## Exercise task:
Turn every line of the entries below into a Markdown table with two columns, "No." for the row number and "Line" for the line itself, skipping blank lines and leaving the pictures out.

## Input material:

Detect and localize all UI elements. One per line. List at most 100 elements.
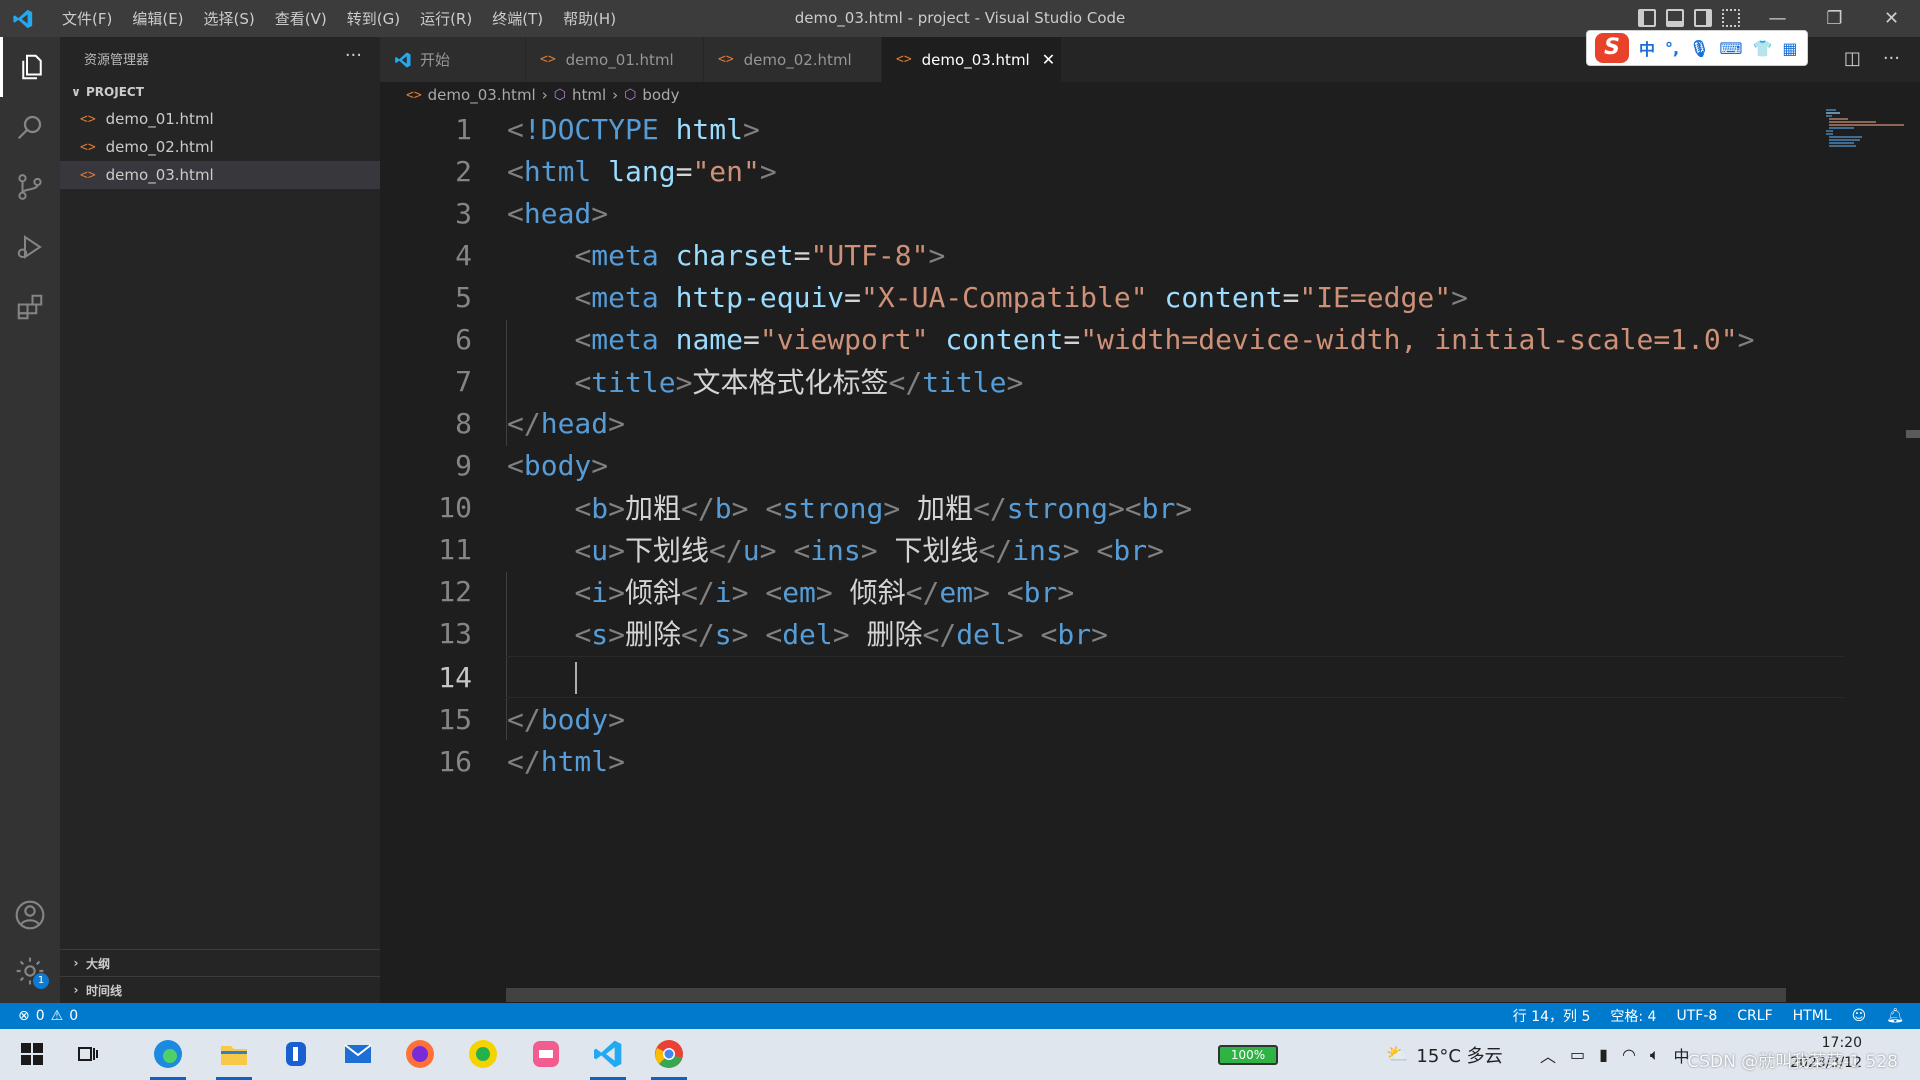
battery-level: 100%	[1218, 1044, 1278, 1065]
tab-demo-02[interactable]: <> demo_02.html	[704, 37, 882, 82]
tab-demo-03[interactable]: <> demo_03.html ✕	[882, 37, 1062, 82]
chrome-icon[interactable]	[651, 1036, 687, 1072]
menu-help[interactable]: 帮助(H)	[553, 8, 626, 29]
warning-icon: ⚠	[50, 1008, 64, 1024]
run-debug-activity[interactable]	[0, 217, 60, 277]
system-tray: ︿ ▭ ▮ ◠ 🔈︎ 中	[1540, 1029, 1690, 1080]
code-line: 2 <html lang="en">	[380, 150, 1870, 192]
sogou-logo-icon[interactable]: S	[1595, 33, 1629, 63]
line-text: </head>	[507, 406, 626, 440]
end-of-line[interactable]: CRLF	[1737, 1008, 1772, 1024]
toolbox-icon[interactable]: ▦	[1782, 39, 1797, 58]
wifi-icon[interactable]: ◠	[1622, 1045, 1636, 1064]
close-window-icon[interactable]: ✕	[1863, 0, 1920, 37]
code-line: 12 <i>倾斜</i> <em> 倾斜</em> <br>	[380, 570, 1870, 612]
line-text: <head>	[507, 196, 609, 230]
cursor-position[interactable]: 行 14，列 5	[1513, 1006, 1591, 1026]
explorer-header: 资源管理器 ···	[60, 37, 380, 79]
menu-go[interactable]: 转到(G)	[337, 8, 410, 29]
mail-icon[interactable]	[340, 1036, 376, 1072]
feedback-icon[interactable]: ☺	[1852, 1008, 1867, 1024]
volume-icon[interactable]: 🔈︎	[1650, 1045, 1660, 1065]
battery-icon[interactable]: ▮	[1599, 1045, 1608, 1064]
problems-indicator[interactable]: ⊗ 0 ⚠ 0	[18, 1003, 78, 1029]
timeline-section-header[interactable]: › 时间线	[60, 976, 380, 1003]
windows-start-icon[interactable]	[14, 1036, 50, 1072]
ime-language-toggle[interactable]: 中	[1639, 36, 1655, 60]
vscode-taskbar-icon[interactable]	[590, 1036, 626, 1072]
more-actions-icon[interactable]: ···	[1883, 48, 1900, 69]
menu-edit[interactable]: 编辑(E)	[122, 8, 193, 29]
task-view-icon[interactable]	[70, 1036, 106, 1072]
line-number: 14	[438, 660, 472, 694]
toggle-sidebar-icon[interactable]	[1638, 9, 1656, 27]
split-editor-icon[interactable]: ◫	[1844, 48, 1861, 69]
line-number: 7	[455, 364, 472, 398]
explorer-title: 资源管理器	[84, 52, 150, 68]
tray-overflow-icon[interactable]: ︿	[1540, 1043, 1556, 1067]
outline-section-header[interactable]: › 大纲	[60, 949, 380, 976]
customize-layout-icon[interactable]	[1722, 9, 1740, 27]
explorer-more-button[interactable]: ···	[345, 45, 362, 66]
breadcrumb-body[interactable]: body	[642, 86, 679, 104]
minimap[interactable]	[1824, 108, 1910, 148]
menu-selection[interactable]: 选择(S)	[194, 8, 265, 29]
menu-bar: 文件(F) 编辑(E) 选择(S) 查看(V) 转到(G) 运行(R) 终端(T…	[52, 0, 626, 37]
menu-terminal[interactable]: 终端(T)	[482, 8, 553, 29]
lenovo-app-icon[interactable]	[278, 1036, 314, 1072]
encoding[interactable]: UTF-8	[1676, 1008, 1717, 1024]
manage-activity[interactable]: 1	[0, 941, 60, 1001]
close-tab-icon[interactable]: ✕	[1042, 50, 1055, 69]
html-file-icon: <>	[406, 87, 422, 103]
language-mode[interactable]: HTML	[1793, 1008, 1832, 1024]
skin-icon[interactable]: 👕	[1753, 39, 1773, 58]
project-section-header[interactable]: ∨ PROJECT	[60, 79, 380, 105]
indentation[interactable]: 空格: 4	[1610, 1006, 1656, 1026]
code-editor[interactable]: 1 <!DOCTYPE html> 2 <html lang="en"> 3 <…	[380, 108, 1920, 1003]
tab-demo-01[interactable]: <> demo_01.html	[526, 37, 704, 82]
restore-icon[interactable]: ❐	[1806, 0, 1863, 37]
menu-file[interactable]: 文件(F)	[52, 8, 122, 29]
microphone-icon[interactable]: 🎙	[1689, 39, 1709, 58]
weather-widget[interactable]: ⛅ 15°C 多云	[1386, 1029, 1503, 1080]
horizontal-scrollbar[interactable]	[506, 988, 1786, 1002]
tab-welcome[interactable]: 开始	[380, 37, 526, 82]
keyboard-icon[interactable]: ⌨	[1719, 39, 1742, 58]
line-text: <s>删除</s> <del> 删除</del> <br>	[574, 618, 1108, 651]
warning-count: 0	[69, 1008, 79, 1024]
source-control-activity[interactable]	[0, 157, 60, 217]
extensions-activity[interactable]	[0, 277, 60, 337]
line-number: 8	[455, 406, 472, 440]
file-item-demo-01[interactable]: <> demo_01.html	[60, 105, 380, 133]
search-activity[interactable]	[0, 97, 60, 157]
toggle-panel-icon[interactable]	[1666, 9, 1684, 27]
file-item-demo-02[interactable]: <> demo_02.html	[60, 133, 380, 161]
sidebar-bottom-sections: › 大纲 › 时间线	[60, 949, 380, 1003]
menu-view[interactable]: 查看(V)	[265, 8, 337, 29]
bell-icon[interactable]: 🔔︎	[1886, 1008, 1904, 1024]
toggle-secondary-sidebar-icon[interactable]	[1694, 9, 1712, 27]
vertical-scrollbar[interactable]	[1906, 430, 1920, 438]
account-icon	[15, 900, 45, 930]
menu-run[interactable]: 运行(R)	[410, 8, 482, 29]
file-explorer-icon[interactable]	[216, 1036, 252, 1072]
breadcrumb-file[interactable]: demo_03.html	[428, 86, 536, 104]
breadcrumb-html[interactable]: html	[572, 86, 606, 104]
explorer-activity[interactable]	[0, 37, 60, 97]
layout-controls	[1638, 9, 1740, 27]
punctuation-icon[interactable]: °,	[1665, 39, 1679, 58]
music-app-icon[interactable]	[465, 1036, 501, 1072]
breadcrumb-separator-icon: ›	[612, 86, 619, 104]
cloud-sun-icon: ⛅	[1386, 1044, 1409, 1065]
media-app-icon[interactable]	[528, 1036, 564, 1072]
accounts-activity[interactable]	[0, 885, 60, 945]
battery-indicator[interactable]: 100%	[1218, 1029, 1278, 1080]
code-line: 10 <b>加粗</b> <strong> 加粗</strong><br>	[380, 486, 1870, 528]
file-item-demo-03[interactable]: <> demo_03.html	[60, 161, 380, 189]
network-icon[interactable]: ▭	[1570, 1045, 1585, 1064]
edge-browser-icon[interactable]	[150, 1036, 186, 1072]
extensions-icon	[17, 294, 43, 320]
code-line: 16 </html>	[380, 740, 1870, 782]
code-line: 5 <meta http-equiv="X-UA-Compatible" con…	[380, 276, 1870, 318]
firefox-icon[interactable]	[402, 1036, 438, 1072]
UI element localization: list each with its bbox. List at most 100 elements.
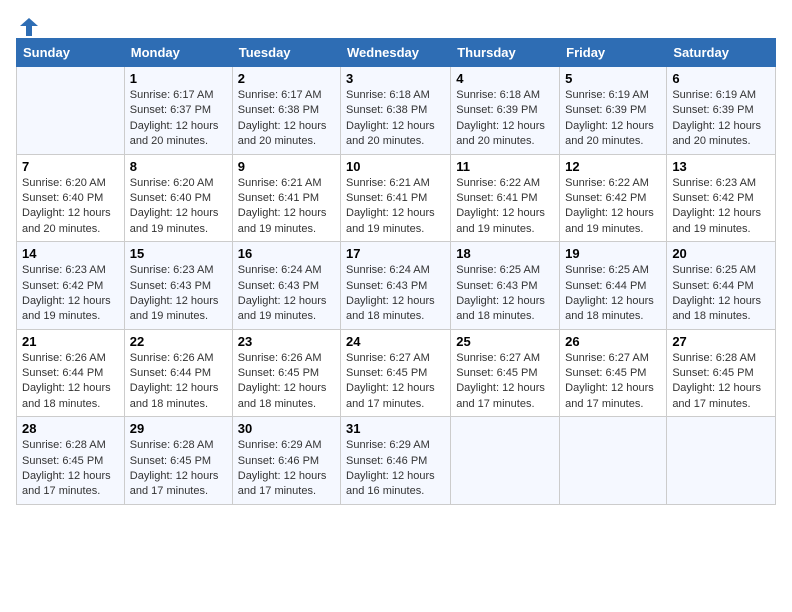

## Solution to the problem:
| No. | Line |
|---|---|
| 1 | Detect and localize all UI elements. One per line. List at most 100 elements. |
| 2 | battery-level: 100%	[1218, 1044, 1278, 1065] |
| 3 | tab-demo-02[interactable]: <> demo_02.html	[704, 37, 882, 82] |
| 4 | tab-demo-03[interactable]: <> demo_03.html ✕	[882, 37, 1062, 82] |
| 5 | chrome-icon[interactable]	[651, 1036, 687, 1072] |
| 6 | menu-help[interactable]: 帮助(H)	[553, 8, 626, 29] |
| 7 | warning-icon: ⚠	[50, 1008, 64, 1024] |
| 8 | run-debug-activity[interactable]	[0, 217, 60, 277] |
| 9 | system-tray: ︿ ▭ ▮ ◠ 🔈︎ 中	[1540, 1029, 1690, 1080] |
| 10 | code-line: 2 <html lang="en">	[380, 150, 1870, 192] |
| 11 | sogou-logo-icon[interactable]: S	[1595, 33, 1629, 63] |
| 12 | line-text: </head>	[507, 406, 626, 440] |
| 13 | end-of-line[interactable]: CRLF	[1737, 1008, 1772, 1024] |
| 14 | toolbox-icon[interactable]: ▦	[1782, 39, 1797, 58] |
| 15 | wifi-icon[interactable]: ◠	[1622, 1045, 1636, 1064] |
| 16 | close-window-icon[interactable]: ✕	[1863, 0, 1920, 37] |
| 17 | code-line: 12 <i>倾斜</i> <em> 倾斜</em> <br>	[380, 570, 1870, 612] |
| 18 | line-text: <head>	[507, 196, 609, 230] |
| 19 | cursor-position[interactable]: 行 14，列 5	[1513, 1006, 1591, 1026] |
| 20 | explorer-header: 资源管理器 ···	[60, 37, 380, 79] |
| 21 | menu-go[interactable]: 转到(G)	[337, 8, 410, 29] |
| 22 | mail-icon[interactable]	[340, 1036, 376, 1072] |
| 23 | feedback-icon[interactable]: ☺	[1852, 1008, 1867, 1024] |
| 24 | volume-icon[interactable]: 🔈︎	[1650, 1045, 1660, 1065] |
| 25 | battery-icon[interactable]: ▮	[1599, 1045, 1608, 1064] |
| 26 | problems-indicator[interactable]: ⊗ 0 ⚠ 0	[18, 1003, 78, 1029] |
| 27 | timeline-section-header[interactable]: › 时间线	[60, 976, 380, 1003] |
| 28 | windows-start-icon[interactable]	[14, 1036, 50, 1072] |
| 29 | ime-language-toggle[interactable]: 中	[1639, 36, 1655, 60] |
| 30 | vscode-taskbar-icon[interactable]	[590, 1036, 626, 1072] |
| 31 | more-actions-icon[interactable]: ···	[1883, 48, 1900, 69] |
| 32 | menu-edit[interactable]: 编辑(E)	[122, 8, 193, 29] |
| 33 | task-view-icon[interactable]	[70, 1036, 106, 1072] |
| 34 | line-number: 14	[438, 660, 472, 694] |
| 35 | toggle-sidebar-icon[interactable]	[1638, 9, 1656, 27] |
| 36 | split-editor-icon[interactable]: ◫	[1844, 48, 1861, 69] |
| 37 | line-number: 7	[455, 364, 472, 398] |
| 38 | explorer-title: 资源管理器	[84, 52, 150, 68] |
| 39 | tray-overflow-icon[interactable]: ︿	[1540, 1043, 1556, 1067] |
| 40 | outline-section-header[interactable]: › 大纲	[60, 949, 380, 976] |
| 41 | customize-layout-icon[interactable]	[1722, 9, 1740, 27] |
| 42 | explorer-more-button[interactable]: ···	[345, 45, 362, 66] |
| 43 | breadcrumb-body[interactable]: body	[642, 86, 679, 104] |
| 44 | minimap[interactable]	[1824, 108, 1910, 148] |
| 45 | menu-selection[interactable]: 选择(S)	[194, 8, 265, 29] |
| 46 | menu-bar: 文件(F) 编辑(E) 选择(S) 查看(V) 转到(G) 运行(R) 终端(T…	[52, 0, 626, 37] |
| 47 | menu-terminal[interactable]: 终端(T)	[482, 8, 553, 29] |
| 48 | lenovo-app-icon[interactable]	[278, 1036, 314, 1072] |
| 49 | encoding[interactable]: UTF-8	[1676, 1008, 1717, 1024] |
| 50 | manage-activity[interactable]: 1	[0, 941, 60, 1001] |
| 51 | close-tab-icon[interactable]: ✕	[1042, 50, 1055, 69] |
| 52 | html-file-icon: <>	[406, 87, 422, 103] |
| 53 | language-mode[interactable]: HTML	[1793, 1008, 1832, 1024] |
| 54 | skin-icon[interactable]: 👕	[1753, 39, 1773, 58] |
| 55 | project-section-header[interactable]: ∨ PROJECT	[60, 79, 380, 105] |
| 56 | indentation[interactable]: 空格: 4	[1610, 1006, 1656, 1026] |
| 57 | code-editor[interactable]: 1 <!DOCTYPE html> 2 <html lang="en"> 3 <…	[380, 108, 1920, 1003] |
| 58 | tab-demo-01[interactable]: <> demo_01.html	[526, 37, 704, 82] |
| 59 | restore-icon[interactable]: ❐	[1806, 0, 1863, 37] |
| 60 | menu-file[interactable]: 文件(F)	[52, 8, 122, 29] |
| 61 | microphone-icon[interactable]: 🎙	[1689, 39, 1709, 58] |
| 62 | weather-widget[interactable]: ⛅ 15°C 多云	[1386, 1029, 1503, 1080] |
| 63 | horizontal-scrollbar[interactable]	[506, 988, 1786, 1002] |
| 64 | tab-welcome[interactable]: 开始	[380, 37, 526, 82] |
| 65 | keyboard-icon[interactable]: ⌨	[1719, 39, 1742, 58] |
| 66 | line-text: <s>删除</s> <del> 删除</del> <br>	[574, 618, 1108, 651] |
| 67 | warning-count: 0	[69, 1008, 79, 1024] |
| 68 | source-control-activity[interactable]	[0, 157, 60, 217] |
| 69 | extensions-activity[interactable]	[0, 277, 60, 337] |
| 70 | line-number: 8	[455, 406, 472, 440] |
| 71 | file-item-demo-01[interactable]: <> demo_01.html	[60, 105, 380, 133] |
| 72 | search-activity[interactable]	[0, 97, 60, 157] |
| 73 | toggle-panel-icon[interactable]	[1666, 9, 1684, 27] |
| 74 | file-item-demo-02[interactable]: <> demo_02.html	[60, 133, 380, 161] |
| 75 | sidebar-bottom-sections: › 大纲 › 时间线	[60, 949, 380, 1003] |
| 76 | menu-view[interactable]: 查看(V)	[265, 8, 337, 29] |
| 77 | bell-icon[interactable]: 🔔︎	[1886, 1008, 1904, 1024] |
| 78 | toggle-secondary-sidebar-icon[interactable]	[1694, 9, 1712, 27] |
| 79 | vertical-scrollbar[interactable]	[1906, 430, 1920, 438] |
| 80 | account-icon	[15, 900, 45, 930] |
| 81 | menu-run[interactable]: 运行(R)	[410, 8, 482, 29] |
| 82 | file-explorer-icon[interactable]	[216, 1036, 252, 1072] |
| 83 | breadcrumb-file[interactable]: demo_03.html	[428, 86, 536, 104] |
| 84 | breadcrumb-html[interactable]: html	[572, 86, 606, 104] |
| 85 | explorer-activity[interactable]	[0, 37, 60, 97] |
| 86 | layout-controls	[1638, 9, 1740, 27] |
| 87 | punctuation-icon[interactable]: °,	[1665, 39, 1679, 58] |
| 88 | music-app-icon[interactable]	[465, 1036, 501, 1072] |
| 89 | breadcrumb-separator-icon: ›	[612, 86, 619, 104] |
| 90 | cloud-sun-icon: ⛅	[1386, 1044, 1409, 1065] |
| 91 | media-app-icon[interactable]	[528, 1036, 564, 1072] |
| 92 | accounts-activity[interactable]	[0, 885, 60, 945] |
| 93 | battery-indicator[interactable]: 100%	[1218, 1029, 1278, 1080] |
| 94 | code-line: 10 <b>加粗</b> <strong> 加粗</strong><br>	[380, 486, 1870, 528] |
| 95 | file-item-demo-03[interactable]: <> demo_03.html	[60, 161, 380, 189] |
| 96 | network-icon[interactable]: ▭	[1570, 1045, 1585, 1064] |
| 97 | edge-browser-icon[interactable]	[150, 1036, 186, 1072] |
| 98 | extensions-icon	[17, 294, 43, 320] |
| 99 | code-line: 16 </html>	[380, 740, 1870, 782] |
| 100 | code-line: 5 <meta http-equiv="X-UA-Compatible" con…	[380, 276, 1870, 318] |
| 101 | firefox-icon[interactable]	[402, 1036, 438, 1072] |
| 102 | UI element localization: list each with its bbox. List at most 100 elements. |